[Task]:
Search the listing below for "getoond". Copy each matching line.

[Records shown]:
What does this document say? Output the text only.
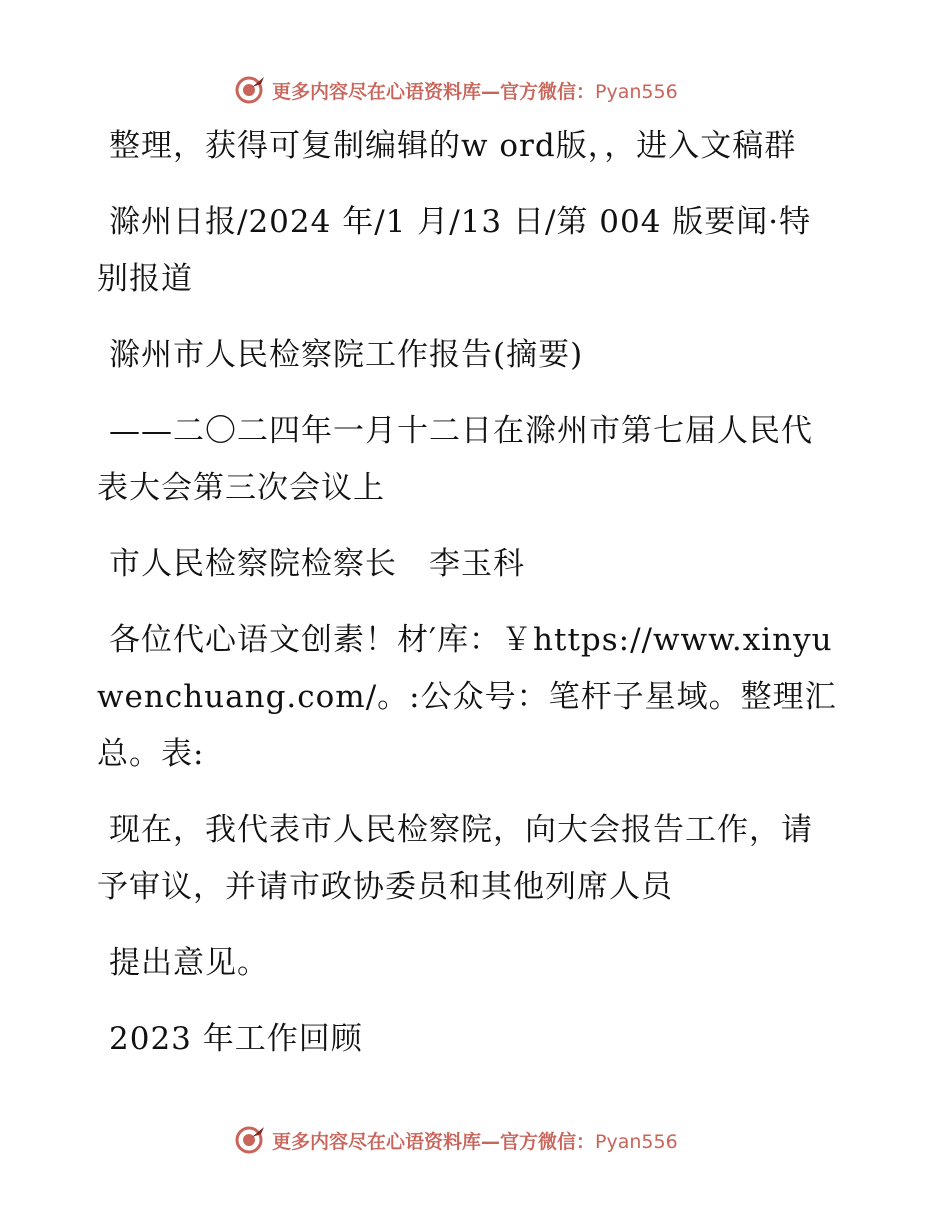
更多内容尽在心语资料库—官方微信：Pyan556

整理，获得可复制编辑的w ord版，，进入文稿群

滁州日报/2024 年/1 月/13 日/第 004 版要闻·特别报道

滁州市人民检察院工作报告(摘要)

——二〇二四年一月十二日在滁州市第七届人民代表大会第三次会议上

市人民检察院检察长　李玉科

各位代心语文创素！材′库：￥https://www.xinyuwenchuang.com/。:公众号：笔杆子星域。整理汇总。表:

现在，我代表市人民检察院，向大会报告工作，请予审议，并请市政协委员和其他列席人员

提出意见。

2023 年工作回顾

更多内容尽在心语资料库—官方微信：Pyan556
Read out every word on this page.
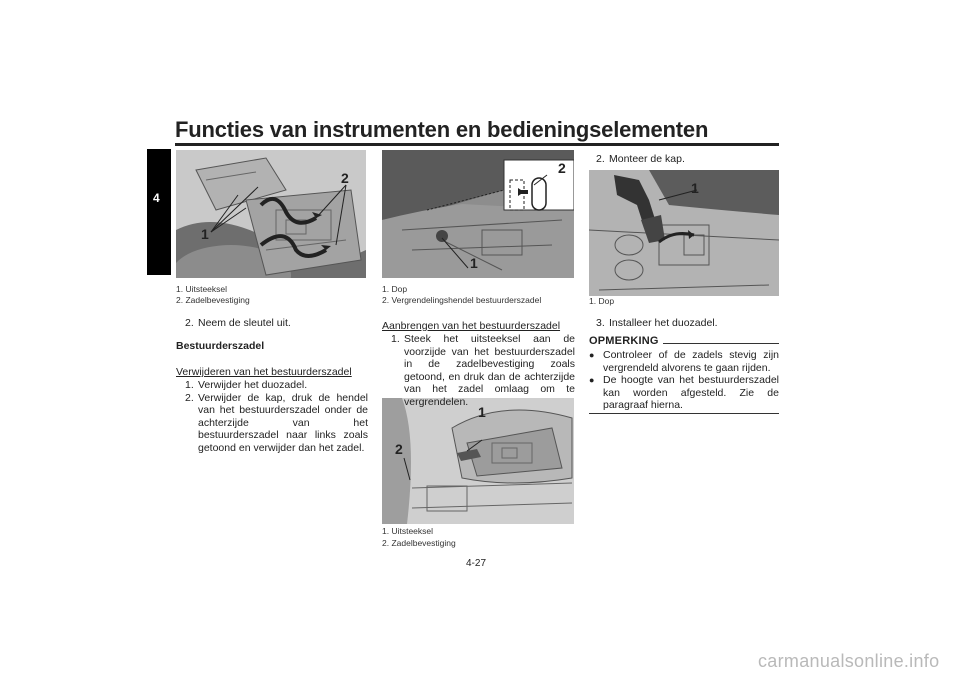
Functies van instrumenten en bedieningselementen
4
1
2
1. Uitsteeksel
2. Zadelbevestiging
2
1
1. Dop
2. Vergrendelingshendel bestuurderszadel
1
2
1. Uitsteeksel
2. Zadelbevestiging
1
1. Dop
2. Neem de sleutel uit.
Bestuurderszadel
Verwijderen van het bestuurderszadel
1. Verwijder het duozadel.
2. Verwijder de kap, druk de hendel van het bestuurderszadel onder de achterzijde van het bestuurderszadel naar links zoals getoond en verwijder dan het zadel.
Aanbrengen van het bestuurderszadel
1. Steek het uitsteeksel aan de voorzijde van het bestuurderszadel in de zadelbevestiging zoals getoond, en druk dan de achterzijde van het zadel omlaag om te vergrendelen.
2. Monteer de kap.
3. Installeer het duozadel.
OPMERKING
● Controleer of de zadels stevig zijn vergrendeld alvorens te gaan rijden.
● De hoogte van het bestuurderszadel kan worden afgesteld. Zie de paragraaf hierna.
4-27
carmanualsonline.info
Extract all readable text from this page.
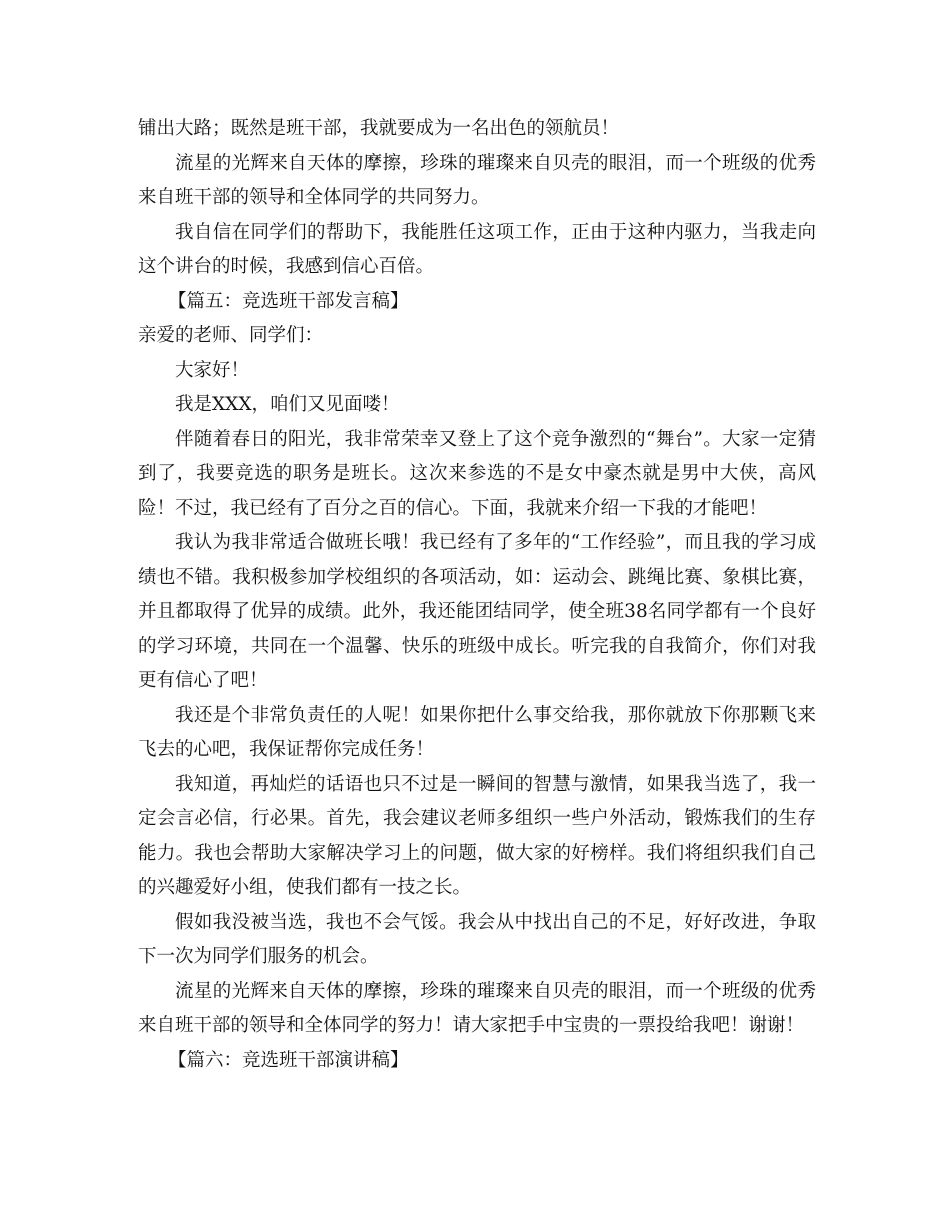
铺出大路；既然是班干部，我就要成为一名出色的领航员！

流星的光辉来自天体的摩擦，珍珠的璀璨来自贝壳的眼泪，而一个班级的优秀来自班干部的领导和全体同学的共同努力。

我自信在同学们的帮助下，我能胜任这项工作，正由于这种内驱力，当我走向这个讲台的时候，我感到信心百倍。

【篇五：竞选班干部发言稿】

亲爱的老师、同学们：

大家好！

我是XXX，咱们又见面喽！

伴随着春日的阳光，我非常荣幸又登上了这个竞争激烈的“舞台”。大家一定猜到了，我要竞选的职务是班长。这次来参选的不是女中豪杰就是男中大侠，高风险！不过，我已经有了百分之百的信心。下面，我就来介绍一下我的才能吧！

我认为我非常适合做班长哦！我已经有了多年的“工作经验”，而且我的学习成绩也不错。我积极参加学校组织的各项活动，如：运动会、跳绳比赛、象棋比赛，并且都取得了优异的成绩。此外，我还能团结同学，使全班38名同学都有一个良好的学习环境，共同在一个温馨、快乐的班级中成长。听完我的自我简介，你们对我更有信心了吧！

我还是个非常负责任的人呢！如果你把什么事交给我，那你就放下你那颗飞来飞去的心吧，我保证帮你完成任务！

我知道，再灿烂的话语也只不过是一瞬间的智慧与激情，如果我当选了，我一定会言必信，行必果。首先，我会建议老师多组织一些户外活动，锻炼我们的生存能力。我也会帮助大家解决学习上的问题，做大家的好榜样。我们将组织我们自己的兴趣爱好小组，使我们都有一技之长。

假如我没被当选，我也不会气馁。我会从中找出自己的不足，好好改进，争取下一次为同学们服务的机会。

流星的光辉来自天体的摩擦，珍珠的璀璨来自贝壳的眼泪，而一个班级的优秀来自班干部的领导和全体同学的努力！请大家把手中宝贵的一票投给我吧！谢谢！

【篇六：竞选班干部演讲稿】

[Solution to the exercise]:
2. Verwijder de kap, druk de hendel van het bestuurderszadel onder de achterzijde van het bestuurderszadel naar links zoals getoond en verwijder dan het zadel.
1. Steek het uitsteeksel aan de voorzijde van het bestuurderszadel in de zadelbevestiging zoals getoond, en druk dan de achterzijde van het zadel omlaag om te vergrendelen.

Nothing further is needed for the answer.